Problem description:
Which lines of the material below contain the string "channel"? Pick out each of them and copy it in full.
** BEGIN Information provided **
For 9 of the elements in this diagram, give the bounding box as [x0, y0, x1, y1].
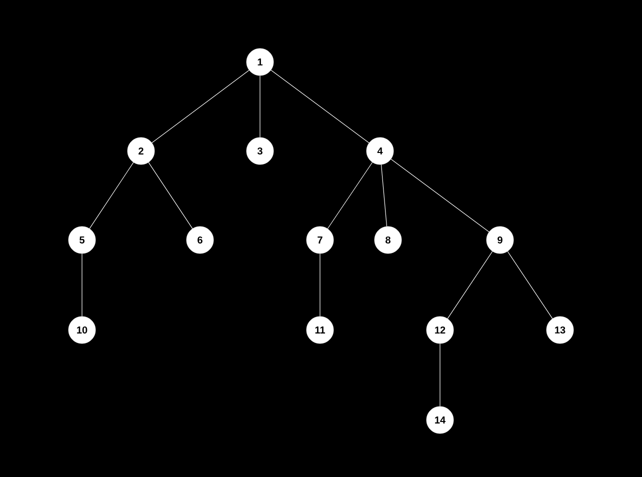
- tree-edge: [327, 162, 373, 229]
- tree-edge: [152, 70, 250, 144]
- tree-edge: [507, 251, 553, 319]
- tree-edge: [447, 251, 493, 319]
- tree-edge: [148, 162, 193, 229]
- tree-edge: [390, 158, 490, 232]
- tree-edge: [89, 162, 134, 229]
- tree-edge: [270, 70, 370, 144]
- tree-edge: [380, 164, 388, 227]
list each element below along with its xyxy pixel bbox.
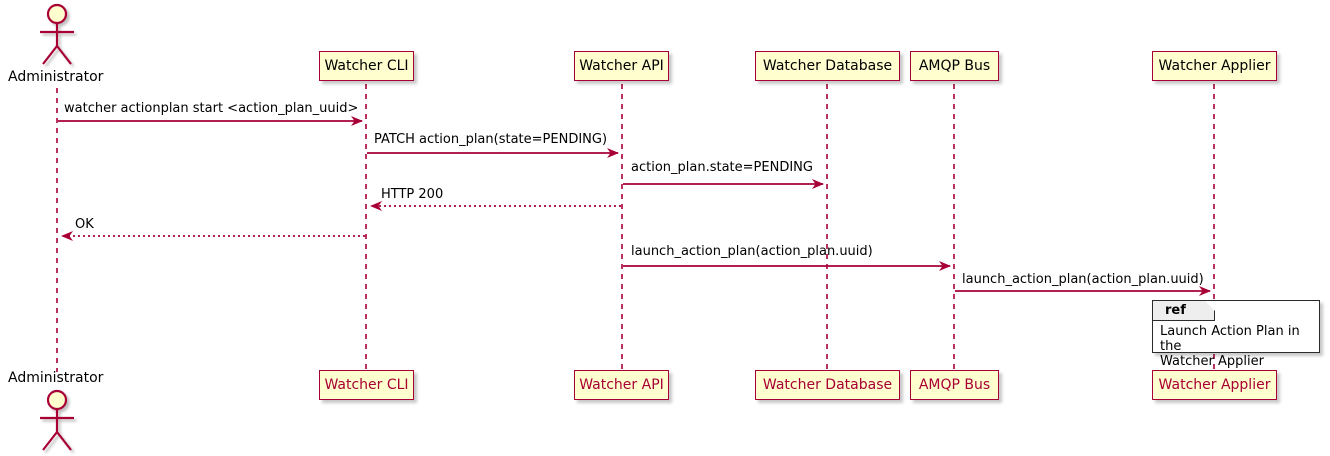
- message-arrows: [58, 116, 1211, 296]
- participant-label: Watcher Applier: [1158, 377, 1271, 393]
- participant-box-watcher-applier-bottom[interactable]: Watcher Applier: [1152, 370, 1277, 400]
- participant-label: Watcher Applier: [1158, 58, 1271, 74]
- ref-fragment-text: Launch Action Plan in the Watcher Applie…: [1160, 324, 1322, 369]
- message-label-0: watcher actionplan start <action_plan_uu…: [64, 101, 359, 116]
- message-label-5: launch_action_plan(action_plan.uuid): [631, 244, 873, 259]
- message-label-6: launch_action_plan(action_plan.uuid): [962, 272, 1204, 287]
- ref-fragment-text-line-1: Launch Action Plan in the: [1160, 324, 1300, 354]
- participant-label: Watcher Database: [762, 377, 893, 393]
- participant-box-watcher-database-top[interactable]: Watcher Database: [755, 51, 900, 81]
- participant-box-watcher-database-bottom[interactable]: Watcher Database: [755, 370, 900, 400]
- participant-label: Watcher CLI: [324, 58, 409, 74]
- participant-box-amqp-bus-top[interactable]: AMQP Bus: [910, 51, 999, 81]
- ref-fragment-text-line-2: Watcher Applier: [1160, 354, 1264, 369]
- participant-label: Watcher CLI: [324, 377, 409, 393]
- participant-box-watcher-api-top[interactable]: Watcher API: [574, 51, 669, 81]
- actor-administrator-bottom: [40, 389, 74, 451]
- participant-label: AMQP Bus: [918, 58, 991, 74]
- participant-box-amqp-bus-bottom[interactable]: AMQP Bus: [910, 370, 999, 400]
- participant-box-watcher-cli-bottom[interactable]: Watcher CLI: [319, 370, 414, 400]
- actor-label-administrator-bottom: Administrator: [8, 370, 104, 386]
- participant-label: Watcher API: [579, 377, 664, 393]
- participant-label: Watcher API: [579, 58, 664, 74]
- participant-label: AMQP Bus: [918, 377, 991, 393]
- ref-fragment-tab: [1153, 301, 1215, 321]
- message-label-2: action_plan.state=PENDING: [631, 160, 813, 175]
- participant-box-watcher-api-bottom[interactable]: Watcher API: [574, 370, 669, 400]
- lifelines: [56, 84, 1215, 372]
- participant-label: Watcher Database: [762, 58, 893, 74]
- ref-fragment-tab-label: ref: [1165, 303, 1186, 318]
- participant-box-watcher-cli-top[interactable]: Watcher CLI: [319, 51, 414, 81]
- ref-fragment-box[interactable]: ref Launch Action Plan in the Watcher Ap…: [1152, 300, 1320, 369]
- actor-label-administrator-top: Administrator: [8, 69, 104, 85]
- message-label-1: PATCH action_plan(state=PENDING): [374, 132, 608, 147]
- message-label-3: HTTP 200: [381, 187, 444, 202]
- participant-box-watcher-applier-top[interactable]: Watcher Applier: [1152, 51, 1277, 81]
- actor-administrator-top: [40, 3, 74, 65]
- message-label-4: OK: [75, 217, 94, 232]
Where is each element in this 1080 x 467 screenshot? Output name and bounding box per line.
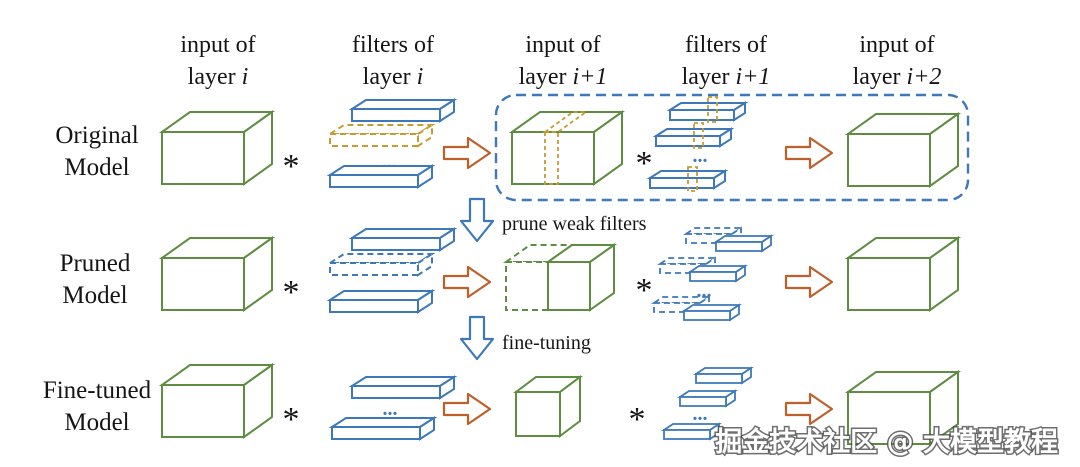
header-filters-layer-i: filters of: [352, 32, 434, 58]
weak-feature-map-slice-top-dashed: [542, 111, 589, 133]
original-filter-bar: [329, 165, 433, 188]
watermark: 掘金技术社区 @ 大模型教程: [715, 426, 1058, 458]
original-input-layer-i-box: [161, 111, 273, 185]
row-label-original-1: Original: [55, 122, 138, 149]
conv-result-arrow-icon: [442, 265, 492, 299]
weak-channel-band-dashed: [687, 166, 698, 192]
header-input-layer-i1: input of: [525, 32, 600, 58]
row-label-pruned-2: Model: [62, 282, 127, 309]
row-labels: Original Model Pruned Model Fine-tuned M…: [43, 122, 152, 436]
finetune-down-arrow-icon: [459, 315, 495, 361]
row-original-model: * ... * ...: [161, 96, 959, 192]
conv-result-arrow-icon: [784, 392, 834, 426]
finetuned-input-layer-i-box: [161, 364, 273, 438]
prune-step-label: prune weak filters: [502, 213, 647, 235]
row-label-original-2: Model: [64, 154, 129, 181]
original-input-layer-i1-box: [511, 111, 623, 185]
header-input-layer-i2: input of: [859, 32, 934, 58]
pruned-input-layer-i2-box: [847, 237, 959, 311]
row-finetuned-model: * ... * ...: [161, 364, 959, 445]
header-input-layer-i: input of: [180, 32, 255, 58]
conv-result-arrow-icon: [442, 392, 492, 426]
ellipsis: ...: [693, 403, 708, 425]
pruned-filter-bar: [329, 290, 433, 313]
pruned-next-filter-bar: [715, 235, 772, 252]
finetuned-next-filter-bar: [695, 367, 752, 384]
step-finetune: fine-tuning: [459, 315, 591, 361]
weak-channel-band-dashed: [707, 96, 718, 123]
pruned-next-filter-bar: [683, 304, 740, 321]
prune-down-arrow-icon: [459, 197, 495, 243]
pruned-input-layer-i-box: [161, 237, 273, 311]
conv-result-arrow-icon: [442, 136, 492, 170]
finetuned-input-layer-i1-box: [515, 376, 581, 437]
finetuned-next-filter-bar: [663, 423, 720, 440]
conv-result-arrow-icon: [784, 136, 834, 170]
original-input-layer-i2-box: [847, 113, 959, 187]
ellipsis: ...: [693, 145, 708, 167]
pruned-input-layer-i1-box: [547, 244, 615, 311]
finetuned-filter-bar: [351, 376, 455, 399]
ellipsis: ...: [383, 398, 398, 420]
convolution-operator: *: [283, 148, 300, 185]
pruned-filter-bar: [351, 228, 455, 251]
convolution-operator: *: [629, 401, 646, 438]
original-filter-bar: [351, 99, 455, 122]
finetune-step-label: fine-tuning: [502, 332, 591, 354]
pruning-scope-dashed-region: [494, 93, 970, 202]
weak-channel-band-dashed: [693, 122, 704, 149]
pruned-next-filter-bar: [689, 265, 746, 282]
convolution-operator: *: [636, 272, 653, 309]
convolution-operator: *: [636, 145, 653, 182]
conv-result-arrow-icon: [784, 265, 834, 299]
finetuned-next-filter-bar: [679, 390, 736, 407]
convolution-operator: *: [283, 401, 300, 438]
row-label-pruned-1: Pruned: [60, 250, 131, 277]
row-label-finetuned-2: Model: [64, 409, 129, 436]
row-pruned-model: * ... * ...: [161, 227, 959, 321]
original-weak-filter-bar-dashed: [329, 124, 433, 147]
row-label-finetuned-1: Fine-tuned: [43, 377, 152, 404]
pruned-removed-filter-bar-dashed: [329, 253, 433, 276]
step-prune: prune weak filters: [459, 197, 647, 243]
header-filters-layer-i1: filters of: [685, 32, 767, 58]
finetuned-filter-bar: [331, 417, 435, 440]
convolution-operator: *: [283, 274, 300, 311]
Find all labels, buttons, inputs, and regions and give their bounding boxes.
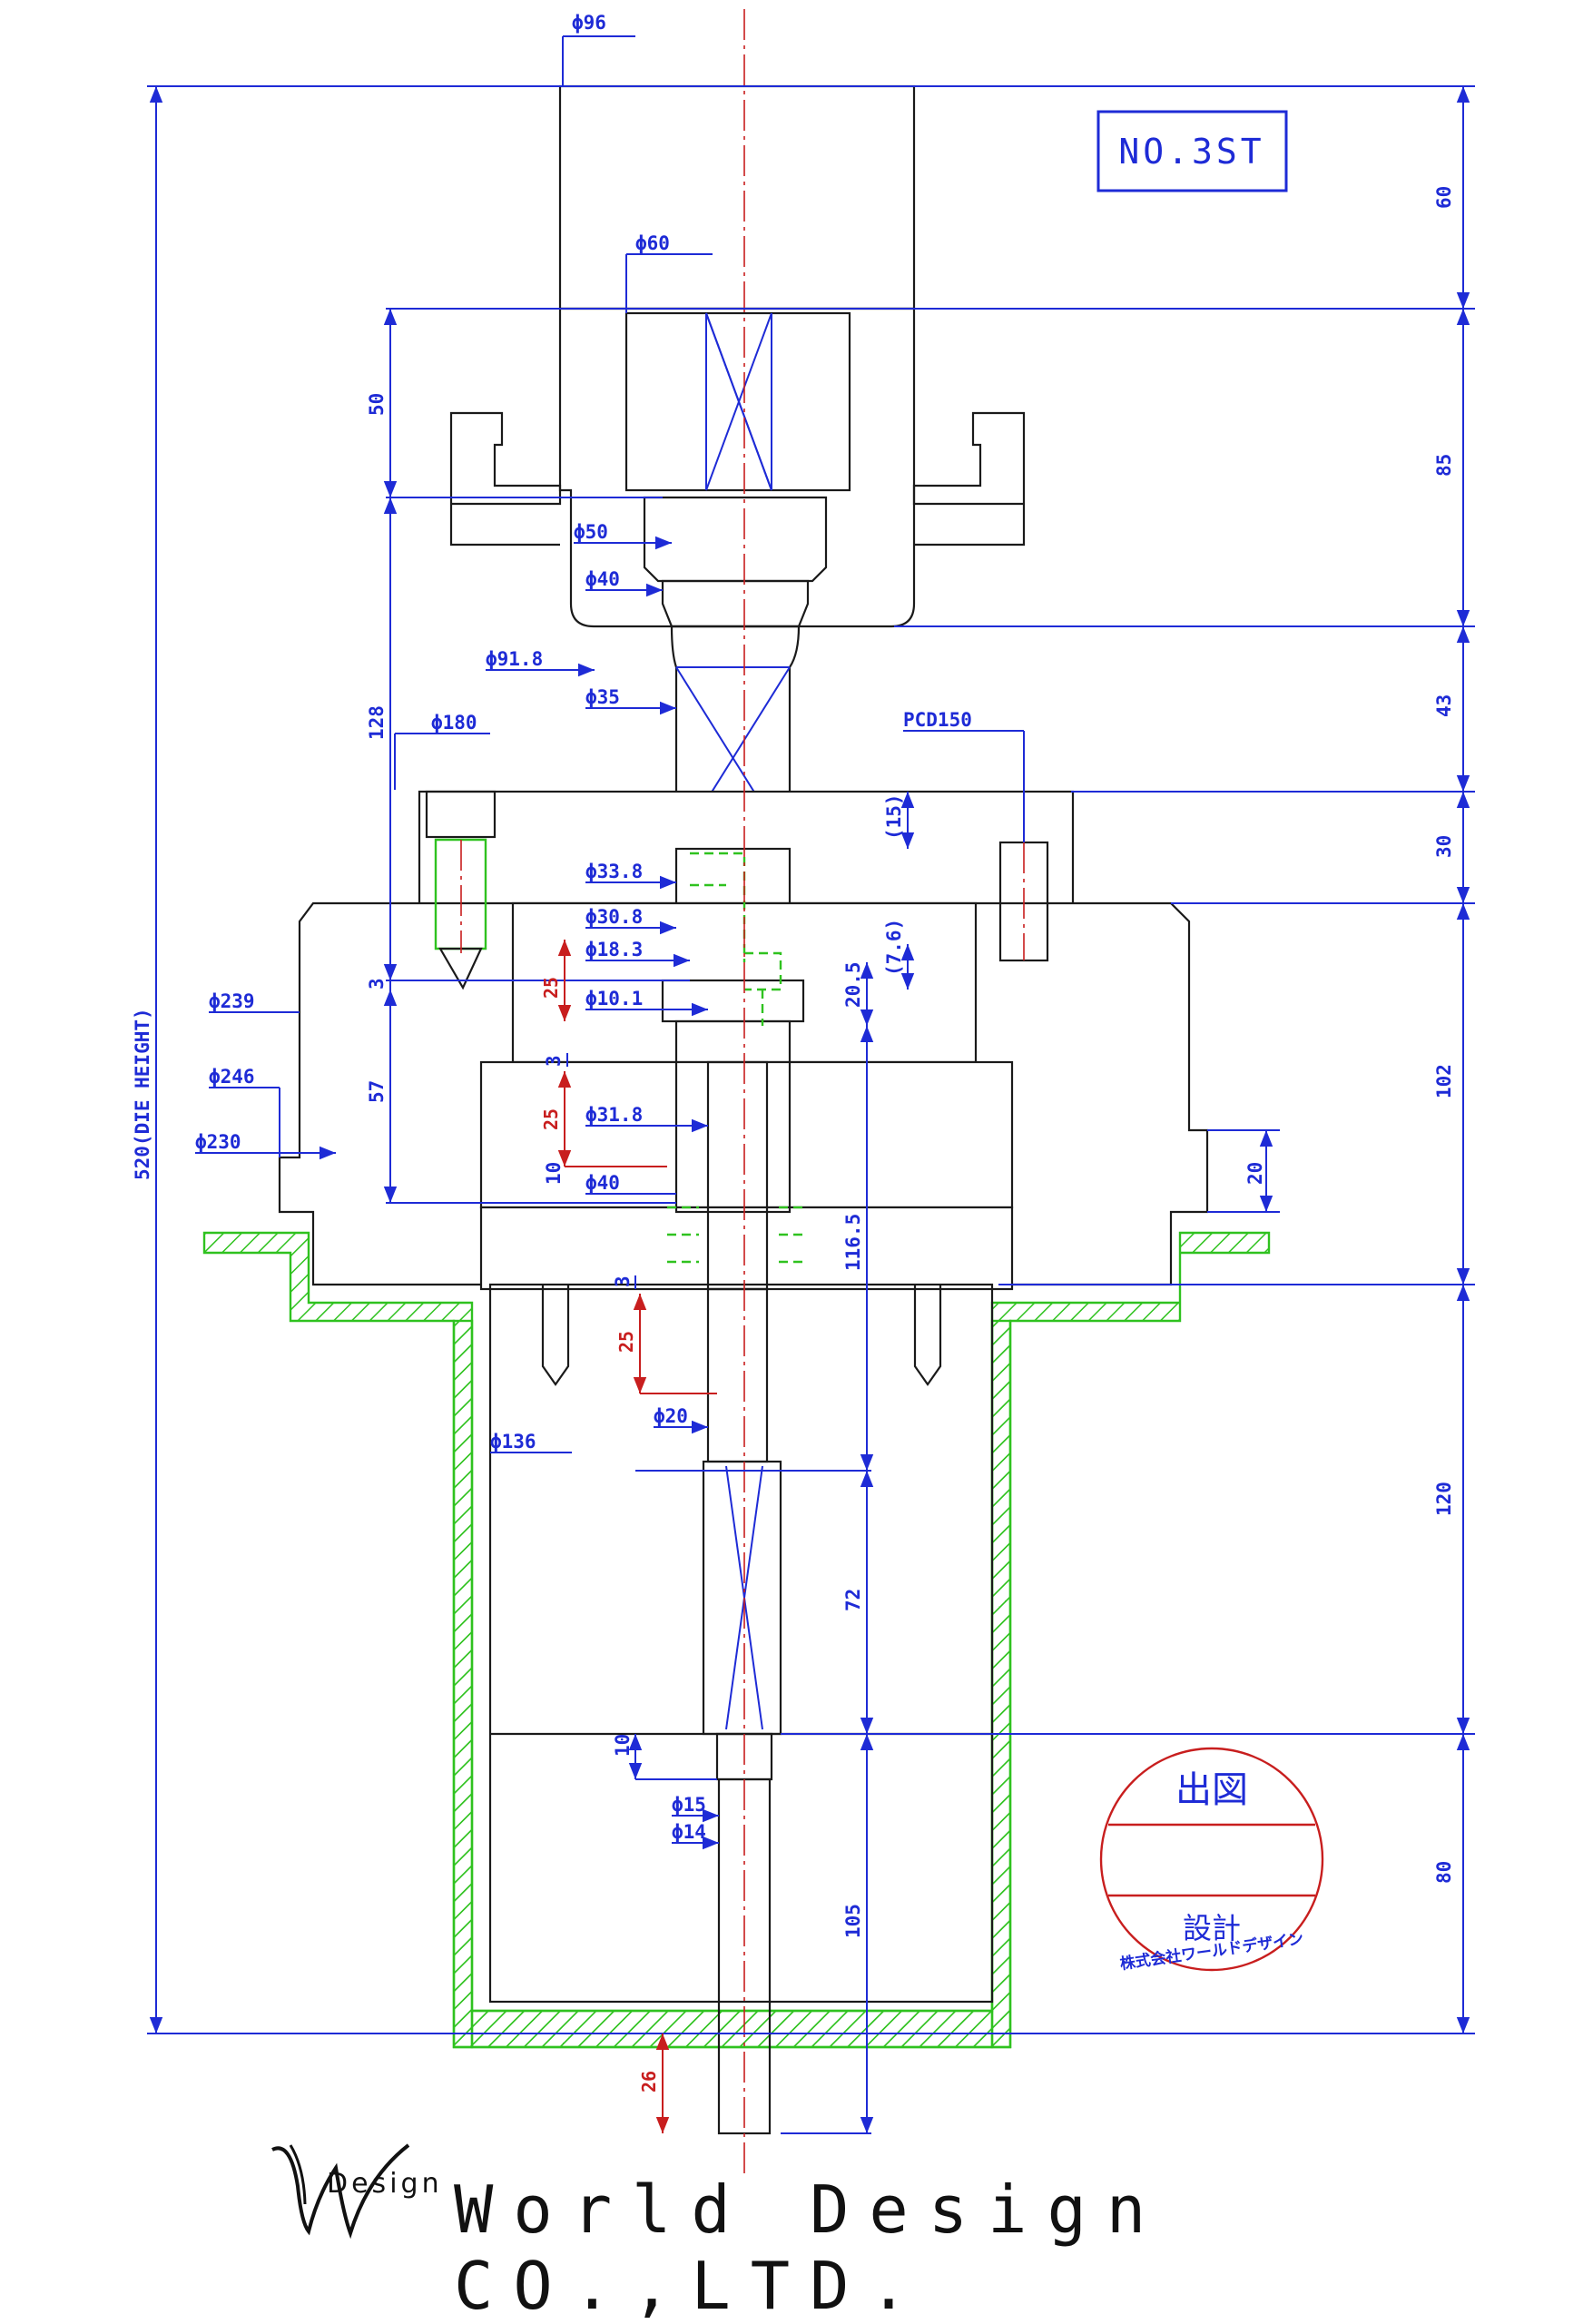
dim-r25b: 25: [540, 1108, 562, 1130]
dim-v60: 60: [1433, 186, 1455, 209]
part-outlines: [278, 84, 1209, 2135]
dim-d91-8: ϕ91.8: [486, 648, 543, 670]
left-clamp: [449, 411, 562, 547]
dim-v10: 10: [543, 1162, 565, 1185]
dim-d239: ϕ239: [209, 990, 255, 1012]
dim-v3c: 3: [612, 1275, 634, 1287]
dim-d50: ϕ50: [574, 521, 608, 543]
dim-d31-8: ϕ31.8: [585, 1104, 643, 1126]
dim-v3a: 3: [366, 978, 388, 990]
dim-d35: ϕ35: [585, 686, 620, 708]
dim-v102: 102: [1433, 1064, 1455, 1098]
dim-p15: (15): [883, 793, 905, 840]
dim-d230: ϕ230: [195, 1131, 241, 1153]
dim-d18-3: ϕ18.3: [585, 939, 643, 960]
dim-r26: 26: [638, 2071, 660, 2093]
dim-d15: ϕ15: [672, 1794, 706, 1816]
dim-d180: ϕ180: [431, 712, 477, 734]
red-dimensions: [557, 940, 717, 2133]
right-clamp: [912, 411, 1026, 547]
dim-v20r: 20: [1244, 1162, 1266, 1185]
world-design-logo-icon: [271, 2143, 410, 2240]
dim-v72: 72: [842, 1589, 864, 1611]
dim-v50: 50: [366, 393, 388, 416]
dim-d10-1: ϕ10.1: [585, 988, 643, 1009]
dim-r25c: 25: [615, 1331, 637, 1353]
dim-d30-8: ϕ30.8: [585, 906, 643, 928]
dim-v10b: 10: [612, 1734, 634, 1757]
die-insert-lower: [479, 1206, 1014, 1291]
dim-d246: ϕ246: [209, 1066, 255, 1088]
dim-v128: 128: [366, 705, 388, 740]
collar: [643, 496, 828, 583]
station-label: NO.3ST: [1118, 132, 1264, 172]
stamp-top: 出図: [1175, 1769, 1248, 1811]
dim-v30: 30: [1433, 835, 1455, 858]
dim-v57: 57: [366, 1080, 388, 1103]
logo-subtext: Design: [327, 2168, 443, 2200]
approval-stamp: 出図 設計 株式会社ワールドデザイン: [1099, 1747, 1324, 1974]
dim-v20-5: 20.5: [842, 961, 864, 1008]
holder-hatched-section: [202, 1231, 1271, 2049]
dim-d136: ϕ136: [490, 1431, 536, 1452]
die-insert-upper: [479, 1060, 1014, 1209]
dim-v80: 80: [1433, 1861, 1455, 1884]
dim-d20: ϕ20: [654, 1405, 688, 1427]
dim-d96: ϕ96: [572, 12, 606, 34]
dim-v3b: 3: [543, 1055, 565, 1067]
station-box: [1096, 110, 1288, 192]
dim-d33-8: ϕ33.8: [585, 861, 643, 882]
hex-nut: [624, 311, 851, 492]
dim-die-height: 520(DIE HEIGHT): [132, 1008, 153, 1180]
dimension-lines: [147, 35, 1475, 2134]
dim-v85: 85: [1433, 454, 1455, 477]
dim-pcd: PCD150: [903, 709, 972, 731]
ejector-guide: [702, 1460, 782, 1736]
dim-v43: 43: [1433, 694, 1455, 717]
cap-screw: [434, 838, 487, 950]
dim-d40b: ϕ40: [585, 1172, 620, 1194]
dim-v116-5: 116.5: [842, 1214, 864, 1271]
dim-v105: 105: [842, 1904, 864, 1938]
dim-d14: ϕ14: [672, 1821, 706, 1843]
dim-r25a: 25: [540, 977, 562, 999]
stamp-middle: 設計: [1183, 1911, 1241, 1945]
dimension-texts: ϕ96 ϕ60 ϕ50 ϕ40 ϕ91.8 ϕ35 ϕ180 PCD150 ϕ3…: [132, 12, 1455, 2093]
top-block: [558, 84, 916, 310]
dim-p7-6: (7.6): [883, 919, 905, 976]
company-name: World Design CO.,LTD.: [454, 2171, 1166, 2324]
die-assembly-drawing: NO.3ST ϕ96 ϕ60 ϕ50 ϕ40 ϕ91.8 ϕ35 ϕ180 PC…: [132, 9, 1475, 2179]
dim-d40a: ϕ40: [585, 568, 620, 590]
dim-d60: ϕ60: [635, 232, 670, 254]
dim-v120: 120: [1433, 1482, 1455, 1516]
lower-bolt-left: [541, 1285, 570, 1386]
lower-bolt-right: [913, 1285, 942, 1386]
** END Information provided **
Response to this task:
weak-channel-band-dashed: [687, 166, 698, 192]
weak-channel-band-dashed: [707, 96, 718, 123]
weak-channel-band-dashed: [693, 122, 704, 149]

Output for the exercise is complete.